Figure record listings
==================================================
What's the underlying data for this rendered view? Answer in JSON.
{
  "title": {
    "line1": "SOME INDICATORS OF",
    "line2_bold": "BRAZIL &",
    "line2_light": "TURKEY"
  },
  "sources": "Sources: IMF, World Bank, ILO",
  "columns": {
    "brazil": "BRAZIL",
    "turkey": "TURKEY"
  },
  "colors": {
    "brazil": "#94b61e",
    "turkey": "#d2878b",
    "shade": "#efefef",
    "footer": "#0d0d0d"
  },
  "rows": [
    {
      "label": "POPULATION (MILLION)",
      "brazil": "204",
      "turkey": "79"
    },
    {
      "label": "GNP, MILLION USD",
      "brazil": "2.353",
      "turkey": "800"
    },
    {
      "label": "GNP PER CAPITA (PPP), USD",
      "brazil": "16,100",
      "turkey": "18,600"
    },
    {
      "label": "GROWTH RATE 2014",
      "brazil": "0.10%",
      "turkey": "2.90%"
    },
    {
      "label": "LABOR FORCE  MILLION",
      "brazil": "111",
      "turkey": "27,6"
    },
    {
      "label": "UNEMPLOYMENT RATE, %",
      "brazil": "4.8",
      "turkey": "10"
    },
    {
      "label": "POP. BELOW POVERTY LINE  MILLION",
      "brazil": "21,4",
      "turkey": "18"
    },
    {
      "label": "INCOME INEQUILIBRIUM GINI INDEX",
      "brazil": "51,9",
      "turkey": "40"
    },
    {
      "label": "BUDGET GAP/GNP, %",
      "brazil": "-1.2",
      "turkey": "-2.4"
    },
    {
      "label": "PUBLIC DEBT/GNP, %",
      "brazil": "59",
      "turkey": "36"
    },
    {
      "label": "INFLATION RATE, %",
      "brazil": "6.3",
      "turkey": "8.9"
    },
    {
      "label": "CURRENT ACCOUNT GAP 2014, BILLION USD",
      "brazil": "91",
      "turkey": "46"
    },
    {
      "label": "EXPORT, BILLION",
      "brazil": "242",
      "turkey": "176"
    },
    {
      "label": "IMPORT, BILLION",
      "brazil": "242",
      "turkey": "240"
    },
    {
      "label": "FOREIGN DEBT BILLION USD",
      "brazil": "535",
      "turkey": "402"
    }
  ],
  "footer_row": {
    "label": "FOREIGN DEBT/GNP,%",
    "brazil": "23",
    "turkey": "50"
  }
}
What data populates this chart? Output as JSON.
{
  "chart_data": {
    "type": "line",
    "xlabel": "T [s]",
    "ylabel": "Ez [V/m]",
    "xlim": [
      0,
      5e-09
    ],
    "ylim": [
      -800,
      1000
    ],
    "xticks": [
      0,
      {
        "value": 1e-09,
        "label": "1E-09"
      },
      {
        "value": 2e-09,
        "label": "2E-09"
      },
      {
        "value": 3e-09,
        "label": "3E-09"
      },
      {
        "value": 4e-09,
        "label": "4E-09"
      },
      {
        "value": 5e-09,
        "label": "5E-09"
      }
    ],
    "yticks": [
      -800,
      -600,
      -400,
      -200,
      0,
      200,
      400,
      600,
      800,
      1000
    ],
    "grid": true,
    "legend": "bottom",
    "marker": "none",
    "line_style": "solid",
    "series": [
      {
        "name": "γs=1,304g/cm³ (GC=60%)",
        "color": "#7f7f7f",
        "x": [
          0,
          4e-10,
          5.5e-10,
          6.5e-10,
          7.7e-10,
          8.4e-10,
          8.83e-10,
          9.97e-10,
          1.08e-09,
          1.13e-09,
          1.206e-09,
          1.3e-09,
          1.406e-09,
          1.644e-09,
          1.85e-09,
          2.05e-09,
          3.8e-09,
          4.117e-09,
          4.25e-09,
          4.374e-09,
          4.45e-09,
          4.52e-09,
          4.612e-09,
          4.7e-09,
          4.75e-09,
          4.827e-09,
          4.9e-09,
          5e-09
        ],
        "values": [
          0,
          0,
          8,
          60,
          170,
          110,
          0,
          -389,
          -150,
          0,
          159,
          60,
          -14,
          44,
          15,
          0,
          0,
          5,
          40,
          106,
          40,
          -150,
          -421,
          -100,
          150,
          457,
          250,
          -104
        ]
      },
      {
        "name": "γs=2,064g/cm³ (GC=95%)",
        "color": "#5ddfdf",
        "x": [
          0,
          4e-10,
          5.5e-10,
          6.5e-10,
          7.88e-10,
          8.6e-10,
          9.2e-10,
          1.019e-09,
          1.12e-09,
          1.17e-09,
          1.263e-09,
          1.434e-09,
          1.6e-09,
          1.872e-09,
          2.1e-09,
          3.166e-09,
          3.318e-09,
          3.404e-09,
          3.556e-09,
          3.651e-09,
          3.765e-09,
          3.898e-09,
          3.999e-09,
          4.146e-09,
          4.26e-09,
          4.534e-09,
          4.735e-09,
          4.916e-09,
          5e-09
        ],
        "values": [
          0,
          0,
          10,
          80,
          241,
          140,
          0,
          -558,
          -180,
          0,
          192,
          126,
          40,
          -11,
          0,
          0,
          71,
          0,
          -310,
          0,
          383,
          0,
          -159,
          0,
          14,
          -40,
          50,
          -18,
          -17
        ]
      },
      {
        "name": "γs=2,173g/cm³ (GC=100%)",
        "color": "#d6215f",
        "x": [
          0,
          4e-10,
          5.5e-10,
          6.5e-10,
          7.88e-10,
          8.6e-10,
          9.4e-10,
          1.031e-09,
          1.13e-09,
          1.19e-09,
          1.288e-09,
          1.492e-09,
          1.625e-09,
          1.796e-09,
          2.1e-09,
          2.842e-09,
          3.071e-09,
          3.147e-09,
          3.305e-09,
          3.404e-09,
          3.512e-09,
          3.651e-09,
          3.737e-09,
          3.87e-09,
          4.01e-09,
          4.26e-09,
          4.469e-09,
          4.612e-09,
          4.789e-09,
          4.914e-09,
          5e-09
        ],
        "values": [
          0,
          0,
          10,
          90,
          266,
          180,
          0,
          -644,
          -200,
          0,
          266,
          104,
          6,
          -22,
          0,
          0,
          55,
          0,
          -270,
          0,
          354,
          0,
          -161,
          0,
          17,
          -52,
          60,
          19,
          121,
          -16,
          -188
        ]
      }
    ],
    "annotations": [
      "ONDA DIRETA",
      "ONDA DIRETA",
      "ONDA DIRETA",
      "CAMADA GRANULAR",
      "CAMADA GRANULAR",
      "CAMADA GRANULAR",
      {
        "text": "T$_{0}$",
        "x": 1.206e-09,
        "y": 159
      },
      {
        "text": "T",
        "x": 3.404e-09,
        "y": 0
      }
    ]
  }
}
==================================================
PROBLEM REQUIREMENTS
Each of the records should be retyped exactly.

THE SOLUTION
What's the underlying data for this rendered view? Answer in JSON.
{
  "title": {
    "line1": "SOME INDICATORS OF",
    "line2_bold": "BRAZIL &",
    "line2_light": "TURKEY"
  },
  "sources": "Sources: IMF, World Bank, ILO",
  "columns": {
    "brazil": "BRAZIL",
    "turkey": "TURKEY"
  },
  "colors": {
    "brazil": "#94b61e",
    "turkey": "#d2878b",
    "shade": "#efefef",
    "footer": "#0d0d0d"
  },
  "rows": [
    {
      "label": "POPULATION (MILLION)",
      "brazil": "204",
      "turkey": "79"
    },
    {
      "label": "GNP, MILLION USD",
      "brazil": "2.353",
      "turkey": "800"
    },
    {
      "label": "GNP PER CAPITA (PPP), USD",
      "brazil": "16,100",
      "turkey": "18,600"
    },
    {
      "label": "GROWTH RATE 2014",
      "brazil": "0.10%",
      "turkey": "2.90%"
    },
    {
      "label": "LABOR FORCE  MILLION",
      "brazil": "111",
      "turkey": "27,6"
    },
    {
      "label": "UNEMPLOYMENT RATE, %",
      "brazil": "4.8",
      "turkey": "10"
    },
    {
      "label": "POP. BELOW POVERTY LINE  MILLION",
      "brazil": "21,4",
      "turkey": "18"
    },
    {
      "label": "INCOME INEQUILIBRIUM GINI INDEX",
      "brazil": "51,9",
      "turkey": "40"
    },
    {
      "label": "BUDGET GAP/GNP, %",
      "brazil": "-1.2",
      "turkey": "-2.4"
    },
    {
      "label": "PUBLIC DEBT/GNP, %",
      "brazil": "59",
      "turkey": "36"
    },
    {
      "label": "INFLATION RATE, %",
      "brazil": "6.3",
      "turkey": "8.9"
    },
    {
      "label": "CURRENT ACCOUNT GAP 2014, BILLION USD",
      "brazil": "91",
      "turkey": "46"
    },
    {
      "label": "EXPORT, BILLION",
      "brazil": "242",
      "turkey": "176"
    },
    {
      "label": "IMPORT, BILLION",
      "brazil": "242",
      "turkey": "240"
    },
    {
      "label": "FOREIGN DEBT BILLION USD",
      "brazil": "535",
      "turkey": "402"
    }
  ],
  "footer_row": {
    "label": "FOREIGN DEBT/GNP,%",
    "brazil": "23",
    "turkey": "50"
  }
}
What data populates this chart? Output as JSON.
{
  "chart_data": {
    "type": "line",
    "xlabel": "T [s]",
    "ylabel": "Ez [V/m]",
    "xlim": [
      0,
      5e-09
    ],
    "ylim": [
      -800,
      1000
    ],
    "xticks": [
      0,
      {
        "value": 1e-09,
        "label": "1E-09"
      },
      {
        "value": 2e-09,
        "label": "2E-09"
      },
      {
        "value": 3e-09,
        "label": "3E-09"
      },
      {
        "value": 4e-09,
        "label": "4E-09"
      },
      {
        "value": 5e-09,
        "label": "5E-09"
      }
    ],
    "yticks": [
      -800,
      -600,
      -400,
      -200,
      0,
      200,
      400,
      600,
      800,
      1000
    ],
    "grid": true,
    "legend": "bottom",
    "marker": "none",
    "line_style": "solid",
    "series": [
      {
        "name": "γs=1,304g/cm³ (GC=60%)",
        "color": "#7f7f7f",
        "x": [
          0,
          4e-10,
          5.5e-10,
          6.5e-10,
          7.7e-10,
          8.4e-10,
          8.83e-10,
          9.97e-10,
          1.08e-09,
          1.13e-09,
          1.206e-09,
          1.3e-09,
          1.406e-09,
          1.644e-09,
          1.85e-09,
          2.05e-09,
          3.8e-09,
          4.117e-09,
          4.25e-09,
          4.374e-09,
          4.45e-09,
          4.52e-09,
          4.612e-09,
          4.7e-09,
          4.75e-09,
          4.827e-09,
          4.9e-09,
          5e-09
        ],
        "values": [
          0,
          0,
          8,
          60,
          170,
          110,
          0,
          -389,
          -150,
          0,
          159,
          60,
          -14,
          44,
          15,
          0,
          0,
          5,
          40,
          106,
          40,
          -150,
          -421,
          -100,
          150,
          457,
          250,
          -104
        ]
      },
      {
        "name": "γs=2,064g/cm³ (GC=95%)",
        "color": "#5ddfdf",
        "x": [
          0,
          4e-10,
          5.5e-10,
          6.5e-10,
          7.88e-10,
          8.6e-10,
          9.2e-10,
          1.019e-09,
          1.12e-09,
          1.17e-09,
          1.263e-09,
          1.434e-09,
          1.6e-09,
          1.872e-09,
          2.1e-09,
          3.166e-09,
          3.318e-09,
          3.404e-09,
          3.556e-09,
          3.651e-09,
          3.765e-09,
          3.898e-09,
          3.999e-09,
          4.146e-09,
          4.26e-09,
          4.534e-09,
          4.735e-09,
          4.916e-09,
          5e-09
        ],
        "values": [
          0,
          0,
          10,
          80,
          241,
          140,
          0,
          -558,
          -180,
          0,
          192,
          126,
          40,
          -11,
          0,
          0,
          71,
          0,
          -310,
          0,
          383,
          0,
          -159,
          0,
          14,
          -40,
          50,
          -18,
          -17
        ]
      },
      {
        "name": "γs=2,173g/cm³ (GC=100%)",
        "color": "#d6215f",
        "x": [
          0,
          4e-10,
          5.5e-10,
          6.5e-10,
          7.88e-10,
          8.6e-10,
          9.4e-10,
          1.031e-09,
          1.13e-09,
          1.19e-09,
          1.288e-09,
          1.492e-09,
          1.625e-09,
          1.796e-09,
          2.1e-09,
          2.842e-09,
          3.071e-09,
          3.147e-09,
          3.305e-09,
          3.404e-09,
          3.512e-09,
          3.651e-09,
          3.737e-09,
          3.87e-09,
          4.01e-09,
          4.26e-09,
          4.469e-09,
          4.612e-09,
          4.789e-09,
          4.914e-09,
          5e-09
        ],
        "values": [
          0,
          0,
          10,
          90,
          266,
          180,
          0,
          -644,
          -200,
          0,
          266,
          104,
          6,
          -22,
          0,
          0,
          55,
          0,
          -270,
          0,
          354,
          0,
          -161,
          0,
          17,
          -52,
          60,
          19,
          121,
          -16,
          -188
        ]
      }
    ],
    "annotations": [
      "ONDA DIRETA",
      "ONDA DIRETA",
      "ONDA DIRETA",
      "CAMADA GRANULAR",
      "CAMADA GRANULAR",
      "CAMADA GRANULAR",
      {
        "text": "T$_{0}$",
        "x": 1.206e-09,
        "y": 159
      },
      {
        "text": "T",
        "x": 3.404e-09,
        "y": 0
      }
    ]
  }
}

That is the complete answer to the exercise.